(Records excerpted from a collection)
____

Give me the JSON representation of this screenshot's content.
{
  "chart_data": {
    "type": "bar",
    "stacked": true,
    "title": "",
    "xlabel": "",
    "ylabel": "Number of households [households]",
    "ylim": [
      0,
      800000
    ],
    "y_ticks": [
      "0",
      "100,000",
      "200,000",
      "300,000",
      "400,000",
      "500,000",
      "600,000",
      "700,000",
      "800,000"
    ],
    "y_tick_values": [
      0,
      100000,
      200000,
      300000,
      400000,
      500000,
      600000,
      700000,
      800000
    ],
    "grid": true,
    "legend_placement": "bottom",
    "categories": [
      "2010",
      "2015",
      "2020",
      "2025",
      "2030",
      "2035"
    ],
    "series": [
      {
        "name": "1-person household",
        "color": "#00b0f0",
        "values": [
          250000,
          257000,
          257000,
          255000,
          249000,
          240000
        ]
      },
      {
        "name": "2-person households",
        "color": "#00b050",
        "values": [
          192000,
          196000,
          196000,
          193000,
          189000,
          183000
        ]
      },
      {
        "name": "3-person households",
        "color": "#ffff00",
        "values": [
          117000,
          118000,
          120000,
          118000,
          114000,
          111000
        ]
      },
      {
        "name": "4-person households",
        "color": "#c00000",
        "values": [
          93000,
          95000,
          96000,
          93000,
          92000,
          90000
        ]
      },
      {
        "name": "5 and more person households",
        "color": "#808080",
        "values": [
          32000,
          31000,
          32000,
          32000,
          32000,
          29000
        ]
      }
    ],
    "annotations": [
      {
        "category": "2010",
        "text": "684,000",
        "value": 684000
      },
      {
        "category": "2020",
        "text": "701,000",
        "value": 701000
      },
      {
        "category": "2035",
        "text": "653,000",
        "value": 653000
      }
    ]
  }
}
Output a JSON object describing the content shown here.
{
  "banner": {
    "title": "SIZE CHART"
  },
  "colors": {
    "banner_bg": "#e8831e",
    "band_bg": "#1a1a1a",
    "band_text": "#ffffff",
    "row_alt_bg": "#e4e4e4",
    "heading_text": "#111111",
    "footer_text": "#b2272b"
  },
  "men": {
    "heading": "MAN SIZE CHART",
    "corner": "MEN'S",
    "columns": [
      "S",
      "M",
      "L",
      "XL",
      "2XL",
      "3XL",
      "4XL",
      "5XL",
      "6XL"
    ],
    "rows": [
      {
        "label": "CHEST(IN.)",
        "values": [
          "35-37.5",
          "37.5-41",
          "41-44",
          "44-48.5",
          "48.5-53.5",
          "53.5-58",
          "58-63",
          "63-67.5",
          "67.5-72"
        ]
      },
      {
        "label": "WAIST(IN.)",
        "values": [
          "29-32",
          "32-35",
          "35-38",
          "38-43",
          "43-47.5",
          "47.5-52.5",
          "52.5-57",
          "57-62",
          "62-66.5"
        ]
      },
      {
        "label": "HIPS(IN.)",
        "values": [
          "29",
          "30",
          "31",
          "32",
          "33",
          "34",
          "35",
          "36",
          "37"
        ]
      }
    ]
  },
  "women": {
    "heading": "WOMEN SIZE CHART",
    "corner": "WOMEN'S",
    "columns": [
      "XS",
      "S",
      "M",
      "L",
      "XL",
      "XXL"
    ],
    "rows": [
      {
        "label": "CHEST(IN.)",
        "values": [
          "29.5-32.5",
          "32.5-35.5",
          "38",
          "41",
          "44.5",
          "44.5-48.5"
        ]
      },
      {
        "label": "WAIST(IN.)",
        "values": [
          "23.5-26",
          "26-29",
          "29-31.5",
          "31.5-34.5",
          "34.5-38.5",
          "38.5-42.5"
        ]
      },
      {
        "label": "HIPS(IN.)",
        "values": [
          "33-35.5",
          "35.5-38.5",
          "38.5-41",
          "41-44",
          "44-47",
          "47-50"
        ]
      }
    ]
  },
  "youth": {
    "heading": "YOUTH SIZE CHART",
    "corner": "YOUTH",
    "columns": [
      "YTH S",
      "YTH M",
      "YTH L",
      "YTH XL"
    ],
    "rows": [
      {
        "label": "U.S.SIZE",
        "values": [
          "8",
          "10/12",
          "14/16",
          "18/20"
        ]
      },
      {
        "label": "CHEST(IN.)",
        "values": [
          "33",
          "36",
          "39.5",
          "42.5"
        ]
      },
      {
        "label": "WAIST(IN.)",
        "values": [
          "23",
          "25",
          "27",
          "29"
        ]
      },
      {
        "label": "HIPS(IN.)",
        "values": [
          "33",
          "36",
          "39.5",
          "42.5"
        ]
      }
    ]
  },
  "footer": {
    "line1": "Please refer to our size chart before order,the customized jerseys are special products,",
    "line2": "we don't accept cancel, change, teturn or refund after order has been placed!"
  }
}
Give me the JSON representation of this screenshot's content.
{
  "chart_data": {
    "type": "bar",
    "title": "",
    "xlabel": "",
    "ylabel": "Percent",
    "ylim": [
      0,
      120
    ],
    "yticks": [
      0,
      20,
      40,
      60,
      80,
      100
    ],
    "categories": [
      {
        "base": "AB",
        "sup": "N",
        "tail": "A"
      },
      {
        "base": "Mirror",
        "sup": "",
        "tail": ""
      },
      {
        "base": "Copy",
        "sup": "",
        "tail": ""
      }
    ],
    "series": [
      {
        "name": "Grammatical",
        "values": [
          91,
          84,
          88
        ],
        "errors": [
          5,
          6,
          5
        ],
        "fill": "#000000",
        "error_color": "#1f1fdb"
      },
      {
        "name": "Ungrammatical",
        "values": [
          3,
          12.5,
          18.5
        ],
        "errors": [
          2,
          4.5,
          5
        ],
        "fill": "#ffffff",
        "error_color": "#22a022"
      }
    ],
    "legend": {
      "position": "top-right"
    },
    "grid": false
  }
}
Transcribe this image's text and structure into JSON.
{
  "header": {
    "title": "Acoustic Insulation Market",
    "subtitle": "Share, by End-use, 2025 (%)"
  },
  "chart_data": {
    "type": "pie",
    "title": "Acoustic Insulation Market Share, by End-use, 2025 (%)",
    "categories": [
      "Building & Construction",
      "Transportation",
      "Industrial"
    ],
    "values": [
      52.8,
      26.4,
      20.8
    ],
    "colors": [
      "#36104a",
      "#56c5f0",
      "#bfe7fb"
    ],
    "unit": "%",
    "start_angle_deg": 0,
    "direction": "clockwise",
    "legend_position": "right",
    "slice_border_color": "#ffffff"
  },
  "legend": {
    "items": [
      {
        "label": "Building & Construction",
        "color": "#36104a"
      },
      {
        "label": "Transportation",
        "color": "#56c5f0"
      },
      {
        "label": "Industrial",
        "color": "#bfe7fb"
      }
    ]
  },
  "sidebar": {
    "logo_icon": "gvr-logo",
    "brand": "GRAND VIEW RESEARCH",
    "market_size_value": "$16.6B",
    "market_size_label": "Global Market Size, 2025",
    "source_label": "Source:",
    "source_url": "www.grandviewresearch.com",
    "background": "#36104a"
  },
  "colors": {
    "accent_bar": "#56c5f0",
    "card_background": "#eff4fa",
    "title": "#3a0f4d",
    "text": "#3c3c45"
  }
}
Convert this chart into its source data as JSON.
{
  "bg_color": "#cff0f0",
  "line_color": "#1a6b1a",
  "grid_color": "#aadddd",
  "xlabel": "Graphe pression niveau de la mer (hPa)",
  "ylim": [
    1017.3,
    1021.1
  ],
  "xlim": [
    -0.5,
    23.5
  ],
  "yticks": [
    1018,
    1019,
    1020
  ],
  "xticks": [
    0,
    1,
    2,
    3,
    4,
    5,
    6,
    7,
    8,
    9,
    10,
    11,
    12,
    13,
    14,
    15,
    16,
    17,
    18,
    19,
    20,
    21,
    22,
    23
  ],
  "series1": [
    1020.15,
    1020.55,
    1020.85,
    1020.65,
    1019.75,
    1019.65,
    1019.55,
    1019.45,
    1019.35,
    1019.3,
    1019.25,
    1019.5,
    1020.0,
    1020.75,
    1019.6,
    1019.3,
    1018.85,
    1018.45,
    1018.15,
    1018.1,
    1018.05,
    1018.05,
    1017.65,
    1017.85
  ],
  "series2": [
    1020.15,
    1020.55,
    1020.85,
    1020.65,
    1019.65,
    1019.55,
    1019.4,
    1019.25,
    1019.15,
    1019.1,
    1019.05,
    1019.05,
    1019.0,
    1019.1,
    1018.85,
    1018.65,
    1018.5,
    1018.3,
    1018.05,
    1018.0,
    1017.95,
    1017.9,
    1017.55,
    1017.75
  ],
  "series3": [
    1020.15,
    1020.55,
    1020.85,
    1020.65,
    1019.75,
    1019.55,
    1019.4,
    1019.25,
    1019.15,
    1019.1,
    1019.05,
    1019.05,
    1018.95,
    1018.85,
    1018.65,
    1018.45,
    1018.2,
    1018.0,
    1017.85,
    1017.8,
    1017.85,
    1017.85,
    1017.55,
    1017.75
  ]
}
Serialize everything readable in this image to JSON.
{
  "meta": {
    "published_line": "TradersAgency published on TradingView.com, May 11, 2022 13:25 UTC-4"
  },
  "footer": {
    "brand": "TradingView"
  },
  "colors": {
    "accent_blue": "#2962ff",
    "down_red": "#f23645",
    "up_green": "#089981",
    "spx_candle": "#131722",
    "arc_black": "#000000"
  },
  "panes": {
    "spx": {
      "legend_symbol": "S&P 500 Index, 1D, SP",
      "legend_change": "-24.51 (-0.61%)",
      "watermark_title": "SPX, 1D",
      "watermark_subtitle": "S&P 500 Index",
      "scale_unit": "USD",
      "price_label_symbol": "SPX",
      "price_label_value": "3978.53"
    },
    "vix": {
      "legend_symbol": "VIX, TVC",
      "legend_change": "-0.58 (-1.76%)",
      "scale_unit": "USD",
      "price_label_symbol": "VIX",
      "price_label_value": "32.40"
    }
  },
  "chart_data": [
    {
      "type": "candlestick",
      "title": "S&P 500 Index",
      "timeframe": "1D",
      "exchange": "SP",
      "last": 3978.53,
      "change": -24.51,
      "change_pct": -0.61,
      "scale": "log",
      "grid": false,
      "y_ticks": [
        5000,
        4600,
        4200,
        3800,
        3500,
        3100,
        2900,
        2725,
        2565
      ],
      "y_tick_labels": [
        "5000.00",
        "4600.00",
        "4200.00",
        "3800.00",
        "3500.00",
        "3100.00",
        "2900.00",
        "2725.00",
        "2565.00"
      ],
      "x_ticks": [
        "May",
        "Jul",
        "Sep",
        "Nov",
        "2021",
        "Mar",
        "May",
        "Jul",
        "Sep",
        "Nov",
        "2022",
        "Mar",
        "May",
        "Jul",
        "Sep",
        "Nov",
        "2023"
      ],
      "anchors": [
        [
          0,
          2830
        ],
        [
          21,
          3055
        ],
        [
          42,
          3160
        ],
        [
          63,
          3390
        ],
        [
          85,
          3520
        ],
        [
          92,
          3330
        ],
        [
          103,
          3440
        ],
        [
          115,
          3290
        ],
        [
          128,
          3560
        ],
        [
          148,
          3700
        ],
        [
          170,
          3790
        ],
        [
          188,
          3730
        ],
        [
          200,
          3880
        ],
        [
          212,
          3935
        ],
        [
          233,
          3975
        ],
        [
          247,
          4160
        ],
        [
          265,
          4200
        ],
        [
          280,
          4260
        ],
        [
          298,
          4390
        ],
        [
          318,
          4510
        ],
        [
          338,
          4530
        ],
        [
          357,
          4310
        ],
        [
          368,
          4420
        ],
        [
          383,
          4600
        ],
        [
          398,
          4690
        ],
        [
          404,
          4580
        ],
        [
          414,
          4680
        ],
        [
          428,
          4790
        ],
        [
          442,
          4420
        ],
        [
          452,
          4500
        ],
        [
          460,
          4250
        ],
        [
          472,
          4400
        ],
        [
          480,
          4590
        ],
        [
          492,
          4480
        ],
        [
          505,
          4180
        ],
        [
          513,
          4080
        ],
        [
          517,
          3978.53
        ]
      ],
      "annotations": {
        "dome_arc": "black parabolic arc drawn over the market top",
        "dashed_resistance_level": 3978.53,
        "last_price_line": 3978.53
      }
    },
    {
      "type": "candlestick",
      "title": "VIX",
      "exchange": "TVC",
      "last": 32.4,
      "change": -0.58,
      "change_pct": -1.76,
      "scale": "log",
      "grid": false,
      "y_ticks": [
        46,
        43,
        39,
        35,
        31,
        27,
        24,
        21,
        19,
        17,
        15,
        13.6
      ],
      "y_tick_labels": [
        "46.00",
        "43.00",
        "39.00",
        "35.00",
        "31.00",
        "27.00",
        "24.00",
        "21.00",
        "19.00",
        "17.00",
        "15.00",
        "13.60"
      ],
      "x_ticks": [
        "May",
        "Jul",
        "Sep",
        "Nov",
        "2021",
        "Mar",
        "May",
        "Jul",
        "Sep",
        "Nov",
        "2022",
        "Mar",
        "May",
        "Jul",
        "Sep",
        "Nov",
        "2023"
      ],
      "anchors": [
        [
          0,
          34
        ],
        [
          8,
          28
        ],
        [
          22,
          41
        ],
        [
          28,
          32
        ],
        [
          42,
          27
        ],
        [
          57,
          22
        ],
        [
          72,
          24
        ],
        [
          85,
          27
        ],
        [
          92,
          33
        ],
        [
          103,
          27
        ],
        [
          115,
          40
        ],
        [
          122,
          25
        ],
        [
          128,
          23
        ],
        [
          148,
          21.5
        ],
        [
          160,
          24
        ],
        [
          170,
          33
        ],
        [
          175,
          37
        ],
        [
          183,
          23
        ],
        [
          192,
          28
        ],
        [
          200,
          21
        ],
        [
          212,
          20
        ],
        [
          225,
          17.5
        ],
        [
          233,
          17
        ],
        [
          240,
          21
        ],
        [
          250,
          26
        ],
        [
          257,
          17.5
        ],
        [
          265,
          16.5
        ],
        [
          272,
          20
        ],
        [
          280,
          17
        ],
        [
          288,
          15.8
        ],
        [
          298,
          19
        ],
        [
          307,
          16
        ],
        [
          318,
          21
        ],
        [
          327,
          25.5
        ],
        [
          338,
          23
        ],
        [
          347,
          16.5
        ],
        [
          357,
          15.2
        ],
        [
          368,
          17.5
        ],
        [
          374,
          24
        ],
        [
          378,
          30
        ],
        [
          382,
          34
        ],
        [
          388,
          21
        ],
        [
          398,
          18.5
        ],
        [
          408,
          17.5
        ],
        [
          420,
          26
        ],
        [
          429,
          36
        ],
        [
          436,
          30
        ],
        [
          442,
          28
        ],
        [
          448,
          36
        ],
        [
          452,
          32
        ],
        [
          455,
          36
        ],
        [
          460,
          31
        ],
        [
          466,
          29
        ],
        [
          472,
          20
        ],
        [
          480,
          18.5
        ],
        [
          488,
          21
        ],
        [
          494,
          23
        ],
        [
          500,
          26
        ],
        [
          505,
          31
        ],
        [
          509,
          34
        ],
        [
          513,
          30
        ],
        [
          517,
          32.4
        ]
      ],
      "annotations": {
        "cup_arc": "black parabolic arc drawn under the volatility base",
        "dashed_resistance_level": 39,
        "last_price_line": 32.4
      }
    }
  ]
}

____

Out of the material above, gather each line where "Share" appears.

- Task response:
    "subtitle": "Share, by End-use, 2025 (%)"
    "title": "Acoustic Insulation Market Share, by End-use, 2025 (%)",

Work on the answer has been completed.